Send back all the data below, exactly as given.

> STORED ROWS:
-- begin --
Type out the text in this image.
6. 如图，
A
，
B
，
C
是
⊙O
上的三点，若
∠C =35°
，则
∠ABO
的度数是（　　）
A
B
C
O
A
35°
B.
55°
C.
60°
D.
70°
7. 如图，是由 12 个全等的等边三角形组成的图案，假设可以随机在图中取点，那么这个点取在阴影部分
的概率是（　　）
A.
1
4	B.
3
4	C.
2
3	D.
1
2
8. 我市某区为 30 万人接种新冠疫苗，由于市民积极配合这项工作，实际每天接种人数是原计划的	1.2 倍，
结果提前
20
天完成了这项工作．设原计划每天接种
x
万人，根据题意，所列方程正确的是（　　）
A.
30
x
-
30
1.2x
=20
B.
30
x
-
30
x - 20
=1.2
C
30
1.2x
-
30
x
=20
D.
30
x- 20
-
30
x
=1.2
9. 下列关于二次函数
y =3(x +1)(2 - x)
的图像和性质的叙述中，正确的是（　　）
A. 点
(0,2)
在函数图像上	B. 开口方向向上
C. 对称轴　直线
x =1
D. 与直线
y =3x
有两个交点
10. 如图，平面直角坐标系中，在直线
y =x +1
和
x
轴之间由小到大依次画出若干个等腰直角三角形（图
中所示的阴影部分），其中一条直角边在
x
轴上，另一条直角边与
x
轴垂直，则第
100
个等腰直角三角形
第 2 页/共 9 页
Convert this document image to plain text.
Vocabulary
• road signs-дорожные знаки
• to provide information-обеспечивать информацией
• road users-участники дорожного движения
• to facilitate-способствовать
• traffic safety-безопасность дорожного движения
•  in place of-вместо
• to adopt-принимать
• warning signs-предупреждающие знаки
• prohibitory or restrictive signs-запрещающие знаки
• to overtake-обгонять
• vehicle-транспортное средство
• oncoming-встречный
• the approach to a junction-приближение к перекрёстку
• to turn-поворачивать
-- end --
> RIGHT ANSWER:
Type out the text in this image.
6. 如图，
A
，
B
，
C
是
⊙O
上的三点，若
∠C =35°
，则
∠ABO
的度数是（　　）
A
B
C
O
A
35°
B.
55°
C.
60°
D.
70°
7. 如图，是由 12 个全等的等边三角形组成的图案，假设可以随机在图中取点，那么这个点取在阴影部分
的概率是（　　）
A.
1
4	B.
3
4	C.
2
3	D.
1
2
8. 我市某区为 30 万人接种新冠疫苗，由于市民积极配合这项工作，实际每天接种人数是原计划的	1.2 倍，
结果提前
20
天完成了这项工作．设原计划每天接种
x
万人，根据题意，所列方程正确的是（　　）
A.
30
x
-
30
1.2x
=20
B.
30
x
-
30
x - 20
=1.2
C
30
1.2x
-
30
x
=20
D.
30
x- 20
-
30
x
=1.2
9. 下列关于二次函数
y =3(x +1)(2 - x)
的图像和性质的叙述中，正确的是（　　）
A. 点
(0,2)
在函数图像上	B. 开口方向向上
C. 对称轴　直线
x =1
D. 与直线
y =3x
有两个交点
10. 如图，平面直角坐标系中，在直线
y =x +1
和
x
轴之间由小到大依次画出若干个等腰直角三角形（图
中所示的阴影部分），其中一条直角边在
x
轴上，另一条直角边与
x
轴垂直，则第
100
个等腰直角三角形
第 2 页/共 9 页
Convert this document image to plain text.
Vocabulary
• road signs-дорожные знаки
• to provide information-обеспечивать информацией
• road users-участники дорожного движения
• to facilitate-способствовать
• traffic safety-безопасность дорожного движения
•  in place of-вместо
• to adopt-принимать
• warning signs-предупреждающие знаки
• prohibitory or restrictive signs-запрещающие знаки
• to overtake-обгонять
• vehicle-транспортное средство
• oncoming-встречный
• the approach to a junction-приближение к перекрёстку
• to turn-поворачивать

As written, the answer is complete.